━━━ MATERIAL PROVIDED

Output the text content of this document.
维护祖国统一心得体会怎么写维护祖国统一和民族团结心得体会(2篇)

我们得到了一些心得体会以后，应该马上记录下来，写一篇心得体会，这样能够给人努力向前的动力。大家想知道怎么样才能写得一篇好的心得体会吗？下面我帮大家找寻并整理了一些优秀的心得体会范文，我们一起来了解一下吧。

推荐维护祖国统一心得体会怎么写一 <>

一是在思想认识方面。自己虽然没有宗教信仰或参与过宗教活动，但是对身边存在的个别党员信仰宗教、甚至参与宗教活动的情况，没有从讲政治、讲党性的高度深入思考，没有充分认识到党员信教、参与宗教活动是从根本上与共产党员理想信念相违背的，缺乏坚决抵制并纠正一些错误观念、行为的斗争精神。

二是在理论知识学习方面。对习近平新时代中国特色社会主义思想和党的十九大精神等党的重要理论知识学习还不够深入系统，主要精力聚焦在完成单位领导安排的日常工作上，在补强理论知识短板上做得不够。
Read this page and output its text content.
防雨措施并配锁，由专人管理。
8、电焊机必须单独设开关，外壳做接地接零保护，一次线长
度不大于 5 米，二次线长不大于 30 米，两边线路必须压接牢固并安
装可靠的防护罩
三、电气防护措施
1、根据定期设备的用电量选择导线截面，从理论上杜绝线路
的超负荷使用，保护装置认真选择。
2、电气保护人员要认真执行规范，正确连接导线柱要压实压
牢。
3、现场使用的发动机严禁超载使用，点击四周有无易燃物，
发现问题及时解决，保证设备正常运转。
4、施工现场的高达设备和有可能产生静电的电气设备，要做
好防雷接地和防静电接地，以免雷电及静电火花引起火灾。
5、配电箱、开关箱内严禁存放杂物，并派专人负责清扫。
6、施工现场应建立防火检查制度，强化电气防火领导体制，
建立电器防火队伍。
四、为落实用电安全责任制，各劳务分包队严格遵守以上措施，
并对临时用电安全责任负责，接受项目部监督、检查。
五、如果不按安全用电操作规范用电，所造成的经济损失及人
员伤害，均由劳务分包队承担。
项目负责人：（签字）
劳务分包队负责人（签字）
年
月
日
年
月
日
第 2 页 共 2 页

━━━━━━
━━━ MATERIAL PROVIDED

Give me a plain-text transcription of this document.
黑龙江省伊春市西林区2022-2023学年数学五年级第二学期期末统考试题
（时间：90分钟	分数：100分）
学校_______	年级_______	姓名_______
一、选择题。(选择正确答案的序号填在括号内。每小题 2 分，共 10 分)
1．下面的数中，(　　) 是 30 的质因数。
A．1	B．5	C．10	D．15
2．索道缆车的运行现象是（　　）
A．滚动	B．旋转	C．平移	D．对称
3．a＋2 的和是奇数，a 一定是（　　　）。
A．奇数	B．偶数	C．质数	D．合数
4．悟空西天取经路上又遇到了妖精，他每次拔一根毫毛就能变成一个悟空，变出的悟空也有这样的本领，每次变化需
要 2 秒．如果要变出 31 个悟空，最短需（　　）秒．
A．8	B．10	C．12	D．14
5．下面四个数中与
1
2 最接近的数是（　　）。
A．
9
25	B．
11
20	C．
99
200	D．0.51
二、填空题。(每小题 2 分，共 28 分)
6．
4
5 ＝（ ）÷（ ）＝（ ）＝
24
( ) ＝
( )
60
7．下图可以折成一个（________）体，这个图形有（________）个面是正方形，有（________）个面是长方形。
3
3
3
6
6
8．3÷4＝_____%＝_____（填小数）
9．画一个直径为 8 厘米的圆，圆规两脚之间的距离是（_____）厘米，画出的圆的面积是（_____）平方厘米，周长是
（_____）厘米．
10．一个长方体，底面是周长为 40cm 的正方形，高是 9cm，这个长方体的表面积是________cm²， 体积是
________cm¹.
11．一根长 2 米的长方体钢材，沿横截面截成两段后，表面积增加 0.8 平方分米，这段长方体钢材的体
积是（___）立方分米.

━━━━━━

_STATED EXERCISE_
Look for lines containing the string "this" and copy them all.

_TASK RESULT_
Output the text content of this document.
Read this page and output its text content.
Give me a plain-text transcription of this document.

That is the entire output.